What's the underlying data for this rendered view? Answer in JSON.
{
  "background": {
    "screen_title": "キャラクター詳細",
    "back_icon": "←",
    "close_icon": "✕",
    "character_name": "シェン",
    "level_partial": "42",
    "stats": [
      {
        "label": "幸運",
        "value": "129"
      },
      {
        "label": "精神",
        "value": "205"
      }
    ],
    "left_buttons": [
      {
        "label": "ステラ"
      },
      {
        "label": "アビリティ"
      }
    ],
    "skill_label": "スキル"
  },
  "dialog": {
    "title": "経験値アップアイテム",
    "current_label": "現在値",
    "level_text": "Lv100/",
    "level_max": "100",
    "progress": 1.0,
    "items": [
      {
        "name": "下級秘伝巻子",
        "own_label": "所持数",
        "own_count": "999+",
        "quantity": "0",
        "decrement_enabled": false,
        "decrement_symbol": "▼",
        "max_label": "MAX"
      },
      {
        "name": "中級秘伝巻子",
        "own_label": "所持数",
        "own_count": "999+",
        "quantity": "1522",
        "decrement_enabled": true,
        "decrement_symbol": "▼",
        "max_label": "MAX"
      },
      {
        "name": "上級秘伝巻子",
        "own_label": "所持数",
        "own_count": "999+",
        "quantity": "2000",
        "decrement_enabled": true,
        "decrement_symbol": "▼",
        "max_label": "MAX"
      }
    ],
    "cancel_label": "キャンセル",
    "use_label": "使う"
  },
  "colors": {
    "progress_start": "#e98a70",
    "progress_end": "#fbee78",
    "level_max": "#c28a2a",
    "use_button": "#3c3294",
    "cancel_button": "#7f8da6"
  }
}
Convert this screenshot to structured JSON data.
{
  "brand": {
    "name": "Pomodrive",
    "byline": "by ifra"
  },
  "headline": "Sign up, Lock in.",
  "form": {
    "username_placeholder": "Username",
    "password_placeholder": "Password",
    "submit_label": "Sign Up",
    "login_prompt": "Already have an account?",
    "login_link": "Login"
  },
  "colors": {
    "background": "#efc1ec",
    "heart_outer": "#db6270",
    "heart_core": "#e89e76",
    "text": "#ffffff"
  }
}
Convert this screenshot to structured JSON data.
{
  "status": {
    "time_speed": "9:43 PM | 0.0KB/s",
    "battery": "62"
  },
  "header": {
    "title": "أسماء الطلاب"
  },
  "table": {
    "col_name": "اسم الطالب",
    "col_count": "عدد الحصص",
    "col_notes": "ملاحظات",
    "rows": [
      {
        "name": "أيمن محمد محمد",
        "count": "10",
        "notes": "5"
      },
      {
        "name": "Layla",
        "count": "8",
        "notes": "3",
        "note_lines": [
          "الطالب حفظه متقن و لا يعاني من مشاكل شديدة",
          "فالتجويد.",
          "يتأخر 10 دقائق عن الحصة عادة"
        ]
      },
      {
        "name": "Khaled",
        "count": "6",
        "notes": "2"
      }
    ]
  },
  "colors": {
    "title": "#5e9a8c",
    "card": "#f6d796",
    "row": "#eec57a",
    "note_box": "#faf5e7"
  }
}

▬▬▬▬▬▬▬▬▬▬

* **TASK REQUIREMENTS**
The entries above must be returned in full, exactly as shown.

* **COMPLETE OUTPUT**
What's the underlying data for this rendered view? Answer in JSON.
{
  "background": {
    "screen_title": "キャラクター詳細",
    "back_icon": "←",
    "close_icon": "✕",
    "character_name": "シェン",
    "level_partial": "42",
    "stats": [
      {
        "label": "幸運",
        "value": "129"
      },
      {
        "label": "精神",
        "value": "205"
      }
    ],
    "left_buttons": [
      {
        "label": "ステラ"
      },
      {
        "label": "アビリティ"
      }
    ],
    "skill_label": "スキル"
  },
  "dialog": {
    "title": "経験値アップアイテム",
    "current_label": "現在値",
    "level_text": "Lv100/",
    "level_max": "100",
    "progress": 1.0,
    "items": [
      {
        "name": "下級秘伝巻子",
        "own_label": "所持数",
        "own_count": "999+",
        "quantity": "0",
        "decrement_enabled": false,
        "decrement_symbol": "▼",
        "max_label": "MAX"
      },
      {
        "name": "中級秘伝巻子",
        "own_label": "所持数",
        "own_count": "999+",
        "quantity": "1522",
        "decrement_enabled": true,
        "decrement_symbol": "▼",
        "max_label": "MAX"
      },
      {
        "name": "上級秘伝巻子",
        "own_label": "所持数",
        "own_count": "999+",
        "quantity": "2000",
        "decrement_enabled": true,
        "decrement_symbol": "▼",
        "max_label": "MAX"
      }
    ],
    "cancel_label": "キャンセル",
    "use_label": "使う"
  },
  "colors": {
    "progress_start": "#e98a70",
    "progress_end": "#fbee78",
    "level_max": "#c28a2a",
    "use_button": "#3c3294",
    "cancel_button": "#7f8da6"
  }
}
Convert this screenshot to structured JSON data.
{
  "brand": {
    "name": "Pomodrive",
    "byline": "by ifra"
  },
  "headline": "Sign up, Lock in.",
  "form": {
    "username_placeholder": "Username",
    "password_placeholder": "Password",
    "submit_label": "Sign Up",
    "login_prompt": "Already have an account?",
    "login_link": "Login"
  },
  "colors": {
    "background": "#efc1ec",
    "heart_outer": "#db6270",
    "heart_core": "#e89e76",
    "text": "#ffffff"
  }
}
Convert this screenshot to structured JSON data.
{
  "status": {
    "time_speed": "9:43 PM | 0.0KB/s",
    "battery": "62"
  },
  "header": {
    "title": "أسماء الطلاب"
  },
  "table": {
    "col_name": "اسم الطالب",
    "col_count": "عدد الحصص",
    "col_notes": "ملاحظات",
    "rows": [
      {
        "name": "أيمن محمد محمد",
        "count": "10",
        "notes": "5"
      },
      {
        "name": "Layla",
        "count": "8",
        "notes": "3",
        "note_lines": [
          "الطالب حفظه متقن و لا يعاني من مشاكل شديدة",
          "فالتجويد.",
          "يتأخر 10 دقائق عن الحصة عادة"
        ]
      },
      {
        "name": "Khaled",
        "count": "6",
        "notes": "2"
      }
    ]
  },
  "colors": {
    "title": "#5e9a8c",
    "card": "#f6d796",
    "row": "#eec57a",
    "note_box": "#faf5e7"
  }
}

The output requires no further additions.